● What is needed
Write the records out again, precisely as they stand.

>> BEGIN

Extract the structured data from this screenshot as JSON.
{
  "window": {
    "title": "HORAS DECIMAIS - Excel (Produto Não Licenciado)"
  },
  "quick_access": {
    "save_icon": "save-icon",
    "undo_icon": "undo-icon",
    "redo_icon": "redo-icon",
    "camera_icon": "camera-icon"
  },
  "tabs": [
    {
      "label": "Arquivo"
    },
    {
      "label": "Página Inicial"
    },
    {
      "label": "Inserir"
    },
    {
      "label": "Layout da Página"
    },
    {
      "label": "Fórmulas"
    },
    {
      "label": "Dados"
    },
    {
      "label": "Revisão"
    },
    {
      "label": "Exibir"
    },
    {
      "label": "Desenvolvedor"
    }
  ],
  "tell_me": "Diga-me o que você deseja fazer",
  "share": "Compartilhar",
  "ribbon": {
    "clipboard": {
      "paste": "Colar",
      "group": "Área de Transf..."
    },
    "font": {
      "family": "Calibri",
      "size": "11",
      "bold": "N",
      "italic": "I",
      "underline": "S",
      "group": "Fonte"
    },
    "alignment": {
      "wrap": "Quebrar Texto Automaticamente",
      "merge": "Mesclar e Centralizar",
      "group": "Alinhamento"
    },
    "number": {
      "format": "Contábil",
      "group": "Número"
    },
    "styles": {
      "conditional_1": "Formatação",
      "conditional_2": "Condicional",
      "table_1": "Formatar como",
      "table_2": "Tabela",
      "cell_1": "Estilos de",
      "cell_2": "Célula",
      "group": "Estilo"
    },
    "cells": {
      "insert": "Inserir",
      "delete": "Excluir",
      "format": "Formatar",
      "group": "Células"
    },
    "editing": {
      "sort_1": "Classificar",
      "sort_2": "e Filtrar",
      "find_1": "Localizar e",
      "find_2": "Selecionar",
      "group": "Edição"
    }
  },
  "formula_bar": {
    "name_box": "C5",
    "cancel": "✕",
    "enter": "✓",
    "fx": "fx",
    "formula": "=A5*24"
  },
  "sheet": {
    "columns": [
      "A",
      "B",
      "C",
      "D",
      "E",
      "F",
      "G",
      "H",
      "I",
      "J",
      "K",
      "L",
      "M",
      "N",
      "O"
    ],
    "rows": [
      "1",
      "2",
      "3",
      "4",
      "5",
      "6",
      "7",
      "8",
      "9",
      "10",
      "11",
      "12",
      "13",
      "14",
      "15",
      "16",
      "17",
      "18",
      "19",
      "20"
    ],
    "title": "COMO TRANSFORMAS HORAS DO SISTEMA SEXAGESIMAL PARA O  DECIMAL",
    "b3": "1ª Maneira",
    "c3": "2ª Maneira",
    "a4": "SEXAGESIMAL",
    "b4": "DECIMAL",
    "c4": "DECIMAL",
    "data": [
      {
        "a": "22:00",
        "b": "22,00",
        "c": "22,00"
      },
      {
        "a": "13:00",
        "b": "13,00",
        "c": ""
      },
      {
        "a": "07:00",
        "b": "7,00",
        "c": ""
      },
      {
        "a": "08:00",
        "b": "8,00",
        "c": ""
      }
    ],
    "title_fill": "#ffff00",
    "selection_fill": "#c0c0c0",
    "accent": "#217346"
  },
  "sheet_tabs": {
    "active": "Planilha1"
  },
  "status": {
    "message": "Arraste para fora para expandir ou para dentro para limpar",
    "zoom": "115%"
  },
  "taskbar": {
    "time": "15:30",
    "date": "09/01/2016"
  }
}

>> END

● Answer for this exercise
Extract the structured data from this screenshot as JSON.
{
  "window": {
    "title": "HORAS DECIMAIS - Excel (Produto Não Licenciado)"
  },
  "quick_access": {
    "save_icon": "save-icon",
    "undo_icon": "undo-icon",
    "redo_icon": "redo-icon",
    "camera_icon": "camera-icon"
  },
  "tabs": [
    {
      "label": "Arquivo"
    },
    {
      "label": "Página Inicial"
    },
    {
      "label": "Inserir"
    },
    {
      "label": "Layout da Página"
    },
    {
      "label": "Fórmulas"
    },
    {
      "label": "Dados"
    },
    {
      "label": "Revisão"
    },
    {
      "label": "Exibir"
    },
    {
      "label": "Desenvolvedor"
    }
  ],
  "tell_me": "Diga-me o que você deseja fazer",
  "share": "Compartilhar",
  "ribbon": {
    "clipboard": {
      "paste": "Colar",
      "group": "Área de Transf..."
    },
    "font": {
      "family": "Calibri",
      "size": "11",
      "bold": "N",
      "italic": "I",
      "underline": "S",
      "group": "Fonte"
    },
    "alignment": {
      "wrap": "Quebrar Texto Automaticamente",
      "merge": "Mesclar e Centralizar",
      "group": "Alinhamento"
    },
    "number": {
      "format": "Contábil",
      "group": "Número"
    },
    "styles": {
      "conditional_1": "Formatação",
      "conditional_2": "Condicional",
      "table_1": "Formatar como",
      "table_2": "Tabela",
      "cell_1": "Estilos de",
      "cell_2": "Célula",
      "group": "Estilo"
    },
    "cells": {
      "insert": "Inserir",
      "delete": "Excluir",
      "format": "Formatar",
      "group": "Células"
    },
    "editing": {
      "sort_1": "Classificar",
      "sort_2": "e Filtrar",
      "find_1": "Localizar e",
      "find_2": "Selecionar",
      "group": "Edição"
    }
  },
  "formula_bar": {
    "name_box": "C5",
    "cancel": "✕",
    "enter": "✓",
    "fx": "fx",
    "formula": "=A5*24"
  },
  "sheet": {
    "columns": [
      "A",
      "B",
      "C",
      "D",
      "E",
      "F",
      "G",
      "H",
      "I",
      "J",
      "K",
      "L",
      "M",
      "N",
      "O"
    ],
    "rows": [
      "1",
      "2",
      "3",
      "4",
      "5",
      "6",
      "7",
      "8",
      "9",
      "10",
      "11",
      "12",
      "13",
      "14",
      "15",
      "16",
      "17",
      "18",
      "19",
      "20"
    ],
    "title": "COMO TRANSFORMAS HORAS DO SISTEMA SEXAGESIMAL PARA O  DECIMAL",
    "b3": "1ª Maneira",
    "c3": "2ª Maneira",
    "a4": "SEXAGESIMAL",
    "b4": "DECIMAL",
    "c4": "DECIMAL",
    "data": [
      {
        "a": "22:00",
        "b": "22,00",
        "c": "22,00"
      },
      {
        "a": "13:00",
        "b": "13,00",
        "c": ""
      },
      {
        "a": "07:00",
        "b": "7,00",
        "c": ""
      },
      {
        "a": "08:00",
        "b": "8,00",
        "c": ""
      }
    ],
    "title_fill": "#ffff00",
    "selection_fill": "#c0c0c0",
    "accent": "#217346"
  },
  "sheet_tabs": {
    "active": "Planilha1"
  },
  "status": {
    "message": "Arraste para fora para expandir ou para dentro para limpar",
    "zoom": "115%"
  },
  "taskbar": {
    "time": "15:30",
    "date": "09/01/2016"
  }
}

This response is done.